Copy the listing below, from its first line through the line containing "- svg-text:510: 510: [732, 164, 764, 185]", with both ends included. Reproduce each line without any change.
****************************************
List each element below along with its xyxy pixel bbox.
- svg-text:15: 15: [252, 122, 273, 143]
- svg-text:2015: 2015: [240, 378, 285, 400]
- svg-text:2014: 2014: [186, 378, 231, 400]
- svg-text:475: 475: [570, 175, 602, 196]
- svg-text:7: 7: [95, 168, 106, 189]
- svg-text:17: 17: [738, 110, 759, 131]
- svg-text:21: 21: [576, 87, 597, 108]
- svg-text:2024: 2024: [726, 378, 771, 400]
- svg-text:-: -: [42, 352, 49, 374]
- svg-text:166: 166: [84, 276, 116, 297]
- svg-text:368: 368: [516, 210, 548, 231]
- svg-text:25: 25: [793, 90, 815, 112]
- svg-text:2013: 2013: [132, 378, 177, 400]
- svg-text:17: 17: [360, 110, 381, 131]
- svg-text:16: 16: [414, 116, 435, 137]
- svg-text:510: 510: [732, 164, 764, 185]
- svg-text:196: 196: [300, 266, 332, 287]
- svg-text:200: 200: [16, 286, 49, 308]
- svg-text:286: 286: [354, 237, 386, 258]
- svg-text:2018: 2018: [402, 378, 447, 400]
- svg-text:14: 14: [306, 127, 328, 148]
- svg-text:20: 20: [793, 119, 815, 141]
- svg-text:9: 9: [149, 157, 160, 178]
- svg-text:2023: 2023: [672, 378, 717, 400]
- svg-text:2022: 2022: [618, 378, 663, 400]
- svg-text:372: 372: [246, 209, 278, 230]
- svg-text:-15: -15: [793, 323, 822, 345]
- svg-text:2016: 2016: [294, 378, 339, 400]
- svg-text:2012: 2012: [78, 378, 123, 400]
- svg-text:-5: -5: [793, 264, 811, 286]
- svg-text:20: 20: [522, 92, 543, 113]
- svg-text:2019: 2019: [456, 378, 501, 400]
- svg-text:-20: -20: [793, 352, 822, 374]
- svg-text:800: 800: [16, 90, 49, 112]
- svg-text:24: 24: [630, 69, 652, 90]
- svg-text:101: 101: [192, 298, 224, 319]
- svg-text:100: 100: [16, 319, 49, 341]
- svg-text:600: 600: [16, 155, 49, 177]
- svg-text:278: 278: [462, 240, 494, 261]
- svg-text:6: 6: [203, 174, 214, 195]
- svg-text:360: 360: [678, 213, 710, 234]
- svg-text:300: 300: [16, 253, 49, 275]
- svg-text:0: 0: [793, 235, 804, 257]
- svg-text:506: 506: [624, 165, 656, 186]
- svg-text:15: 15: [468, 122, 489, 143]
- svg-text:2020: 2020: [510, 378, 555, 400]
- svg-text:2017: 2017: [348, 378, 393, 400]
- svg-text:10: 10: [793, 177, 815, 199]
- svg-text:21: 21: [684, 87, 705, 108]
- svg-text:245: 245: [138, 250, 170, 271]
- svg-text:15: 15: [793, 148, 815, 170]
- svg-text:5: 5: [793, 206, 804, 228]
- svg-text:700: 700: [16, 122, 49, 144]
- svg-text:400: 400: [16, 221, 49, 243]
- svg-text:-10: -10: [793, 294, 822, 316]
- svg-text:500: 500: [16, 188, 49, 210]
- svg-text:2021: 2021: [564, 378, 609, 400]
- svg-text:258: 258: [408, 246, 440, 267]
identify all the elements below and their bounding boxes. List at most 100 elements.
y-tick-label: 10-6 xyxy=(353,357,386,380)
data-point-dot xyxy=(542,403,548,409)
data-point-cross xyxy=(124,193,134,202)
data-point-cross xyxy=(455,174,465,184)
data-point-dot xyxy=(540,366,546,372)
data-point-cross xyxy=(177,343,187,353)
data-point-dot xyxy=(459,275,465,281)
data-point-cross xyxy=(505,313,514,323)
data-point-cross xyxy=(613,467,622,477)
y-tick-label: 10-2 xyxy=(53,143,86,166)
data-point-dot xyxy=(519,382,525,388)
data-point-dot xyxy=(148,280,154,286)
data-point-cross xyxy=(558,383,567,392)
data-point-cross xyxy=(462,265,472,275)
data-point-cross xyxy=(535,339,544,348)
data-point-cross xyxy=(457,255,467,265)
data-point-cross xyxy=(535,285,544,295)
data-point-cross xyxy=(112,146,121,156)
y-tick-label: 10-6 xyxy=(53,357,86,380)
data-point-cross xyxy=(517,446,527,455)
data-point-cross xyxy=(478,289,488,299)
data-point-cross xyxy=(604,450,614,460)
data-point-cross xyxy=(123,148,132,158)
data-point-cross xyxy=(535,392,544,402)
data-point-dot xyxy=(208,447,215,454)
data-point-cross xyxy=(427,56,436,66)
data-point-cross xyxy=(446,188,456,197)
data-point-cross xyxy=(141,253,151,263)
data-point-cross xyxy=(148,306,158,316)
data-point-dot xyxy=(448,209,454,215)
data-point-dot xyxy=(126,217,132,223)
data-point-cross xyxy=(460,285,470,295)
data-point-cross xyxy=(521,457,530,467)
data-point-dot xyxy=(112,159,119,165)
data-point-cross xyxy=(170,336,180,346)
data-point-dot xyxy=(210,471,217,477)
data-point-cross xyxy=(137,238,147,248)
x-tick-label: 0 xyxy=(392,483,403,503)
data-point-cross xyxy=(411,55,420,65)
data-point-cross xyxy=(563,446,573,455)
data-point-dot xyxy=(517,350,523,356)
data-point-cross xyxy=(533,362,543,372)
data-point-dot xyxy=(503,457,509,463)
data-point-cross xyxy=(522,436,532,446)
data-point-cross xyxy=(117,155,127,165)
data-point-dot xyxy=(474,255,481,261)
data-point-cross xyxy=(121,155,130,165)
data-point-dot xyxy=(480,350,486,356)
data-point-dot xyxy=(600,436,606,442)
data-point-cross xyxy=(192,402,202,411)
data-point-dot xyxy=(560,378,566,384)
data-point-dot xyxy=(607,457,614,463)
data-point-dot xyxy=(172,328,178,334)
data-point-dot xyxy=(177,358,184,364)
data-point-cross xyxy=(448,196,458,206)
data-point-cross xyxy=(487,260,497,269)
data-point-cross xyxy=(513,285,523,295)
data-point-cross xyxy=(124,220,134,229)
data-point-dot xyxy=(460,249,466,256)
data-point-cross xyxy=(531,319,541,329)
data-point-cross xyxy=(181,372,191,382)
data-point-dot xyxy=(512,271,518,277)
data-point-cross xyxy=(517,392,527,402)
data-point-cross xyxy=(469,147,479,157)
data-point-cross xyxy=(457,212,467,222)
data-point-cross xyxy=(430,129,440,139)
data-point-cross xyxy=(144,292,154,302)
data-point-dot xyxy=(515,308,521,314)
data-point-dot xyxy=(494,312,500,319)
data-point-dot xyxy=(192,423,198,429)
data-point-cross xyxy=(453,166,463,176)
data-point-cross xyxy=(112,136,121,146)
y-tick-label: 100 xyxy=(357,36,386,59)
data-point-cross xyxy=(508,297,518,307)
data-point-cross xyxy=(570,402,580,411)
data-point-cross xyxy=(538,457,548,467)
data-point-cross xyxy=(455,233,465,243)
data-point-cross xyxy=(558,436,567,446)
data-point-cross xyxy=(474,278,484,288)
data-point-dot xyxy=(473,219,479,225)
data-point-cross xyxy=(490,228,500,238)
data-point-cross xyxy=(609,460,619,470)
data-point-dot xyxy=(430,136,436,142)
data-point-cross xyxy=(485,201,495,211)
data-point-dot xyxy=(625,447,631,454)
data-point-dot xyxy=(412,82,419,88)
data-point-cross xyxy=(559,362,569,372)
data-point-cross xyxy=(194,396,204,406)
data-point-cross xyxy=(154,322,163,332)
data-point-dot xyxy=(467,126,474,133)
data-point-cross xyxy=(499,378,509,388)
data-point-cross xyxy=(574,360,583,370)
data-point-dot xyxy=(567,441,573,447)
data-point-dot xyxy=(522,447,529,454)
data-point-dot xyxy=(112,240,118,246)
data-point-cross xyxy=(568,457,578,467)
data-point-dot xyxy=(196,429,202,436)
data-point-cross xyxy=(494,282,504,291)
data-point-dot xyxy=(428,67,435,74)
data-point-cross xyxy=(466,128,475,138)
****************************************
◆ **Finished exercise**
List each element below along with its xyxy pixel bbox.
- svg-text:15: 15: [252, 122, 273, 143]
- svg-text:2015: 2015: [240, 378, 285, 400]
- svg-text:2014: 2014: [186, 378, 231, 400]
- svg-text:475: 475: [570, 175, 602, 196]
- svg-text:7: 7: [95, 168, 106, 189]
- svg-text:17: 17: [738, 110, 759, 131]
- svg-text:21: 21: [576, 87, 597, 108]
- svg-text:2024: 2024: [726, 378, 771, 400]
- svg-text:-: -: [42, 352, 49, 374]
- svg-text:166: 166: [84, 276, 116, 297]
- svg-text:368: 368: [516, 210, 548, 231]
- svg-text:25: 25: [793, 90, 815, 112]
- svg-text:2013: 2013: [132, 378, 177, 400]
- svg-text:17: 17: [360, 110, 381, 131]
- svg-text:16: 16: [414, 116, 435, 137]
- svg-text:510: 510: [732, 164, 764, 185]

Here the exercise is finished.